• CONSIGNE DONNÉE 1
Renvoie, sans les modifier, toutes les lignes des entrées qui contiennent la chaîne « информации ».

• EXTRAIT DU TEXTE
•••

TAZRIA METSORA 5778

Par un beau matin de printemps...

וְצִוָּה, הַכֹּהֵן, וְלָקַח לַמִּטַּהֵר שְׁתֵּי-צִפֳּרִים חַיּוֹת, טְהֹרוֹת; וְעֵץ אֶרֶז, וּשְׁנִי תוֹלַעַת וְאֵזֹב

Le Cohen ordonnera, il prendra, pour celui qui se purifie, deux oiseaux vivants purs, et du bois de cèdre et de l'écarlate d'un ver et de l'hysope.

Wayiqra 14,4

Les Juifs ont reçu le commandement d'être "une Nation sainte".

Redoutable exigence, pour laquelle la Torah a fourni des protections, destinées à nous garder de la faute. Une de ces protections est la "tsaarat".

Au temps du Beth haMiqdash (qu'il soit reconstruit bientôt et de nos jours !), une personne qui prononçait des paroles négatives, particulièrement à l'encontre de son prochain, contractait une affection cutanée, désignée de manière approximative dans les traductions de la Torah par "lèpre". Cette affection, qui n'existe plus de nos jours, avait pour effet de faire entrer l'individu qui en souffrait, le "metsorah", dans un état de "toumah" (d'impureté). Cet état l'obligeait à un retrait de la vie sociale ordinaire du Peuple. Tout ce qui entrait en contact avec lui devenait "tamé" (impur). Il devait quitter le camp d'Israël, et en rester séparé jusqu'à l'accomplissement d'une procédure de purification.

•••

• Entrées issues d'une source de données
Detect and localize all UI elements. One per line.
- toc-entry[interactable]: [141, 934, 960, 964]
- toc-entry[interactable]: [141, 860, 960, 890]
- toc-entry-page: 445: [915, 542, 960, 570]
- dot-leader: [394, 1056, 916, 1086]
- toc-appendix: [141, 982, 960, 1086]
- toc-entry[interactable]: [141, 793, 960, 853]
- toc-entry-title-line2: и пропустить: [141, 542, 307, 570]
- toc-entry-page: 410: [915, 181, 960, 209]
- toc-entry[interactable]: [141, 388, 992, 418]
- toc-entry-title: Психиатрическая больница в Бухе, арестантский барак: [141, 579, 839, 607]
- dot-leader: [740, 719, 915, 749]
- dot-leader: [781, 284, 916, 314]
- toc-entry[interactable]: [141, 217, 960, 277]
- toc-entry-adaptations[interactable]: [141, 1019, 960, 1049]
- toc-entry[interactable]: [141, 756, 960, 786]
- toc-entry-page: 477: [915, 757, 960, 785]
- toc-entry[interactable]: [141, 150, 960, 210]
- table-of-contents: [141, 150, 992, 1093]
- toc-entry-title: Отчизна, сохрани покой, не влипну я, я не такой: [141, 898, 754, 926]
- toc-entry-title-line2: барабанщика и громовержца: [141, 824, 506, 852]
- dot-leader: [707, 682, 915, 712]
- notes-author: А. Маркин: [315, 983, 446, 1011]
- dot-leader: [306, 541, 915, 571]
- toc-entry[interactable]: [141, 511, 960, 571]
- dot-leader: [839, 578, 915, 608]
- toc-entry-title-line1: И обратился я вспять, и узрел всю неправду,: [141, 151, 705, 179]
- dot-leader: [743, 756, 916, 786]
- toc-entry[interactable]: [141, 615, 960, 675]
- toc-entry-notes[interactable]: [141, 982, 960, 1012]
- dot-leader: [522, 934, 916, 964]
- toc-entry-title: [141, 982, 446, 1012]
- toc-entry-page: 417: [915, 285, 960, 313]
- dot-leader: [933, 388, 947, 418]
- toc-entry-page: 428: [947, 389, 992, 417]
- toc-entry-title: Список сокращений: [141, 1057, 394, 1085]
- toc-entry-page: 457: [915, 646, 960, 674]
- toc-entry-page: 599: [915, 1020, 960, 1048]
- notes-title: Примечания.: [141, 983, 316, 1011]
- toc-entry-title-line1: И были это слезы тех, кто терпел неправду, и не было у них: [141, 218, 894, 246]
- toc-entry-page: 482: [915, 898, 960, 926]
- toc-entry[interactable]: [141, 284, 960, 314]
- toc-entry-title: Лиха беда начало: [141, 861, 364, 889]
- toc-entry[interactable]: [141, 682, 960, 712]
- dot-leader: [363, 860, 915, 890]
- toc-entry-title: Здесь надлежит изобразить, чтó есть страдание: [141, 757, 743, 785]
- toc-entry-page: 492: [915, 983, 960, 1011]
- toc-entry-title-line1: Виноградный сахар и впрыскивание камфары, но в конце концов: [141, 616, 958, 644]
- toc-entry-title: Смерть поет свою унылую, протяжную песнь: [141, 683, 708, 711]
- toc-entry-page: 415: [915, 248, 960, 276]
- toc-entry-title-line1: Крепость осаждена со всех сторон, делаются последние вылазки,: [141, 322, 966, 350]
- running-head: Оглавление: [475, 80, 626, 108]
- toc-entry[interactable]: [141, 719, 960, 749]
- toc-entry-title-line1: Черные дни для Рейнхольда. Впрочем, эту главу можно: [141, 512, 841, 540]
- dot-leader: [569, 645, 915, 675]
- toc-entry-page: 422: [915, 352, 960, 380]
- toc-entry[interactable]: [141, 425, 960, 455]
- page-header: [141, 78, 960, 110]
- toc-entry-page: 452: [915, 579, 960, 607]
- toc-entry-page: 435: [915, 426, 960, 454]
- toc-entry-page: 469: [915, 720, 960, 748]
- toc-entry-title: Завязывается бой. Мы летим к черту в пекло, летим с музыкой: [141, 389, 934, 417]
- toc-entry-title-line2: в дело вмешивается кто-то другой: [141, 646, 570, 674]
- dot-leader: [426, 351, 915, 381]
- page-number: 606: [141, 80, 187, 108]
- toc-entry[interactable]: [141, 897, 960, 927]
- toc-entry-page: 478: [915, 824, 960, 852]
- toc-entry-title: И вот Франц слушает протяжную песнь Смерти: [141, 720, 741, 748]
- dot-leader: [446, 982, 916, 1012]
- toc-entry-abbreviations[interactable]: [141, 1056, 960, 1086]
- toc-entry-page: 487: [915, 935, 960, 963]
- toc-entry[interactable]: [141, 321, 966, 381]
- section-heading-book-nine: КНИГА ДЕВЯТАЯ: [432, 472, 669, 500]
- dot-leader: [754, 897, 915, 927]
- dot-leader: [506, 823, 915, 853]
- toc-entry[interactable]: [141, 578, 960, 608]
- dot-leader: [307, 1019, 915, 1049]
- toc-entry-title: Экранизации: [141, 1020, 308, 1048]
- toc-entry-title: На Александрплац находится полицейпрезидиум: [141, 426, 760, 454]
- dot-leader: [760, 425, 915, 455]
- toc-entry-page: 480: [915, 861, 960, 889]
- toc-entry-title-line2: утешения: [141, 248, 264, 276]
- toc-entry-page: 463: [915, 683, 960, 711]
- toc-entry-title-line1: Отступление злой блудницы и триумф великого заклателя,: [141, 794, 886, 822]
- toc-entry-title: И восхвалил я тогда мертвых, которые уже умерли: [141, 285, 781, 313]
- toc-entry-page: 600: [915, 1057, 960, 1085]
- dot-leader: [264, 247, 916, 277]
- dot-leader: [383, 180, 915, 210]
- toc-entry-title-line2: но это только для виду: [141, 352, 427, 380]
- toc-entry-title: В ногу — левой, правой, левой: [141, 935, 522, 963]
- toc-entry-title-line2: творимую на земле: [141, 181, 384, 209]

•••

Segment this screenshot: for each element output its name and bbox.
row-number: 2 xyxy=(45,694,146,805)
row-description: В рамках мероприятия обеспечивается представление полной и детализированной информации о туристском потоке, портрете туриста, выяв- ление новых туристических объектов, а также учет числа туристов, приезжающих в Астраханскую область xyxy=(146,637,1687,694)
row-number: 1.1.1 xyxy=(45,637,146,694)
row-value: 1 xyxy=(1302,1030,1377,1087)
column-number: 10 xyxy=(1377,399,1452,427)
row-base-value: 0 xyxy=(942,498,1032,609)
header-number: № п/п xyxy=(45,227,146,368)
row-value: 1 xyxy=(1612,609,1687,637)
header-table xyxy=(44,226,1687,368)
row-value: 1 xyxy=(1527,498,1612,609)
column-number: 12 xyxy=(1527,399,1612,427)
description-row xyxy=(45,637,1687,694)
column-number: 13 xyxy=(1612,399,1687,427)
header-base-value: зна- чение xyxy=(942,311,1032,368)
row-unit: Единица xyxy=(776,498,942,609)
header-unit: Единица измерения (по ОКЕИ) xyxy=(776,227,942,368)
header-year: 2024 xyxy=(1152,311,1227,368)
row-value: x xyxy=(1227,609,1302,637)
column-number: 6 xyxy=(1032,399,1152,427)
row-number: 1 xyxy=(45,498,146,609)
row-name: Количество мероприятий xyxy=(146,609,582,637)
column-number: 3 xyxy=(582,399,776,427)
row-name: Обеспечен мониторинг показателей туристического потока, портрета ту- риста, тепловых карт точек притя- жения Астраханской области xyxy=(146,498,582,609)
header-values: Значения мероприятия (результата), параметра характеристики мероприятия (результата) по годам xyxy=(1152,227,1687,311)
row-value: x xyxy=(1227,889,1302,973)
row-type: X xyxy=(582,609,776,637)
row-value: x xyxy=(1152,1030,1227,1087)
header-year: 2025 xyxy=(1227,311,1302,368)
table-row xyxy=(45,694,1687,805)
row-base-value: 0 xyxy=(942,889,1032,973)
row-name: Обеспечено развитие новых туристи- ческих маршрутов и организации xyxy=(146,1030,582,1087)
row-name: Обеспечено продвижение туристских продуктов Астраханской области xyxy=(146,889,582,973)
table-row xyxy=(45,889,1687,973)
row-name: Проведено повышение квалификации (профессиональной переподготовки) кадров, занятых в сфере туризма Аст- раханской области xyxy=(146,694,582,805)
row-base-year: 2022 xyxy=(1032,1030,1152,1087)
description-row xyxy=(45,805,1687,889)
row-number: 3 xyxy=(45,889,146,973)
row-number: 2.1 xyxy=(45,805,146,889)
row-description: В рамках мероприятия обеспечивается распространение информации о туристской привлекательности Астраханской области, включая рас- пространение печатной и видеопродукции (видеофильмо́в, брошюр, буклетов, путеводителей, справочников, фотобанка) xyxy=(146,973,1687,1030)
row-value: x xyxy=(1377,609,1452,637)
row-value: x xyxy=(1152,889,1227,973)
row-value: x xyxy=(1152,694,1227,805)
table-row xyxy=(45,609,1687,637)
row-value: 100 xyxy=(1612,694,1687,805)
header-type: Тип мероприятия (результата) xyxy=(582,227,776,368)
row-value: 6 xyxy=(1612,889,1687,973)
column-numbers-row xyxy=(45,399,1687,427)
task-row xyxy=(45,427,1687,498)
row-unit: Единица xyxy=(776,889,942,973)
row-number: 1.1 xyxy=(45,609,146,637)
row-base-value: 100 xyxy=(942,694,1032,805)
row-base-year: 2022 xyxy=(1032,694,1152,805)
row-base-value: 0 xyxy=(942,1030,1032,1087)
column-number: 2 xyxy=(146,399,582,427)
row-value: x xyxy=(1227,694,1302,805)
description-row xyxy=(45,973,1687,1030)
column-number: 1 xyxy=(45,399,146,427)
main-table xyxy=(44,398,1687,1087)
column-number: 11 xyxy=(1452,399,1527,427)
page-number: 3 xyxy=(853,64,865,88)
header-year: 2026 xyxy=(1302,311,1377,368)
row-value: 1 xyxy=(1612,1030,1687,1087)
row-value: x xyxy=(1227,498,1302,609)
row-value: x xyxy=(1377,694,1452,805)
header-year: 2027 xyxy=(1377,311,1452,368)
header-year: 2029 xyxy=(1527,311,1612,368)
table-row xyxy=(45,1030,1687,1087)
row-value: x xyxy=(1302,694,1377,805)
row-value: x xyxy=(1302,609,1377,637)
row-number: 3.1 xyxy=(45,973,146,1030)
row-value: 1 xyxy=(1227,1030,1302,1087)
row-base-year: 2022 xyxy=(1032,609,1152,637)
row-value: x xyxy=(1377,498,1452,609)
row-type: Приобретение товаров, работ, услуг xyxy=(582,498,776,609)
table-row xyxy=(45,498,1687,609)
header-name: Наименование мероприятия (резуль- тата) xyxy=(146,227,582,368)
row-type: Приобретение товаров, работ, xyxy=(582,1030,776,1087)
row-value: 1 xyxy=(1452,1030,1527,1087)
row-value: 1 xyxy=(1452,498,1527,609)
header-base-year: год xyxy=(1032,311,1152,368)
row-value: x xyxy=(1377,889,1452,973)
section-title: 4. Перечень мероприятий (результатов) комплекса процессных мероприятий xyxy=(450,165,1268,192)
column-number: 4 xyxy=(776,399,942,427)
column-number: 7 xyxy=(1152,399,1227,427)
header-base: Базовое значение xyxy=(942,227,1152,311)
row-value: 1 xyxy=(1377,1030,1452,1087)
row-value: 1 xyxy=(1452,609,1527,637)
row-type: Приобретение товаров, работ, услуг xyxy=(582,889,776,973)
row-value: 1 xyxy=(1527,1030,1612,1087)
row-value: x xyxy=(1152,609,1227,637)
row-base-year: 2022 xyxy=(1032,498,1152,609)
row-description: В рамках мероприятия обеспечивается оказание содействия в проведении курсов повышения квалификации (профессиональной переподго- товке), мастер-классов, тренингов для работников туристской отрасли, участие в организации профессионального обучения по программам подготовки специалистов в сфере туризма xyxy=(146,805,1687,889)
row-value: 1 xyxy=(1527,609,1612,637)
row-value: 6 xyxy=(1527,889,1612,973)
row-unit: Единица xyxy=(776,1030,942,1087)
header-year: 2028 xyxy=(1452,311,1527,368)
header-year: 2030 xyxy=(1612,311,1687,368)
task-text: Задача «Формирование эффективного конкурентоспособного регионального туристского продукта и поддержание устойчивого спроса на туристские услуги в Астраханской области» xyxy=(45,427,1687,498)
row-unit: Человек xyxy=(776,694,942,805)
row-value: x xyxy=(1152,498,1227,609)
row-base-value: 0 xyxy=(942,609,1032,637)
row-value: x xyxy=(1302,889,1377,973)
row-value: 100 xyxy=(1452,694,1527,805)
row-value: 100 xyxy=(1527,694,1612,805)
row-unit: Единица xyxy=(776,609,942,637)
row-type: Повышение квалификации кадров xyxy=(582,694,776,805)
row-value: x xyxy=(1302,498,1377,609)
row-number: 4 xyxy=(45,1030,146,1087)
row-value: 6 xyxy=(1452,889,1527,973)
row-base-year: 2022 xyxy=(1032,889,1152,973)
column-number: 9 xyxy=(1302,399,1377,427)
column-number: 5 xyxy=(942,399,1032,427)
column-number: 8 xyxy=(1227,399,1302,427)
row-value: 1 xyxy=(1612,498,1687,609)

•••

• CONSIGNE DONNÉE 2
Poursuis le texte sur la tsaarat et le metsorah à partir de sa dernière phrase.

• RÉPONSE RÉDIGÉE 1
row-description: В рамках мероприятия обеспечивается представление полной и детализированной информации о туристском потоке, портрете туриста, выяв- ление новых туристических объектов, а также учет числа туристов, приезжающих в Астраханскую область xyxy=(146,637,1687,694)
row-description: В рамках мероприятия обеспечивается распространение информации о туристской привлекательности Астраханской области, включая рас- пространение печатной и видеопродукции (видеофильмо́в, брошюр, буклетов, путеводителей, справочников, фотобанка) xyxy=(146,973,1687,1030)

• RÉPONSE RÉDIGÉE 2
Cette procédure complexe comprenait trois étapes, et commençait au moment ou le Cohen observait la lésion et en affirmait la guérison. Le Cohen devait alors prendre deux oiseaux vivants purs, du bois de cèdre, de l'hysope (la branche d'un très petit arbuste), et les lier avec "une languette de laine teinte en écarlate" (Rashi), et tremper le tout dans le sang du premier oiseau.

Rashi, citant Arakhin 16b, explique en quoi chacun de ces éléments constitue une réparation, une "kappara" pour les fautes ainsi expiées. Le bois de cèdre : "parce que les affections sont engendrées par l'orgueil". L'écarlate d'un ver et l'hysope : "Quel est le moyen de sa guérison ? Qu'il s'abaisse de son orgueil comme un ver et comme l'hysope". Les oiseaux : "Étant donné que les affections sont engendrées par la médisance, qui constitue la conséquence du bavardage, la Torah a imposé pour sa purification des oiseaux qui passent leur temps à caqueter en babillant."

Ce dernier Rashi n'est pas facile à comprendre. Comment le babillage des oiseaux entre-t-il dans ce tableau ? Écoutez chanter les oiseaux, par un beau matin de printemps... Vous aurez l'impression d'un flux sonore continu. Aucune pensée n'y est associée. Des messages, peut-être, destinés aux femelles, ou aux rivaux, mais rien de vraiment comparable au langage humain, dans sa complexité !

La parole humaine n'est pas un assemblage de sons. Elle est le moyen que D.ieu a donné à l'homme pour exprimer ses pensées les plus profondes. Chaque mot peut porter en lui une infinité de concepts et d'idées. Seul l'être humain est capable, par seulement quelques mots, de suggérer un monde de significations.

En quoi ce puissant potentiel, qui fait de l'homme un Nefesh ha'Haïm, c'est-à-dire, selon Rashi, un être de langage, une "âme parlante", peut-il être comparé au babillage des oiseaux ?


Pour répondre à cette question, enseigne le Rav Ben Tzion Shafier, il faut comprendre comment le langage négatif en vient à sortir de la bouche de l'homme.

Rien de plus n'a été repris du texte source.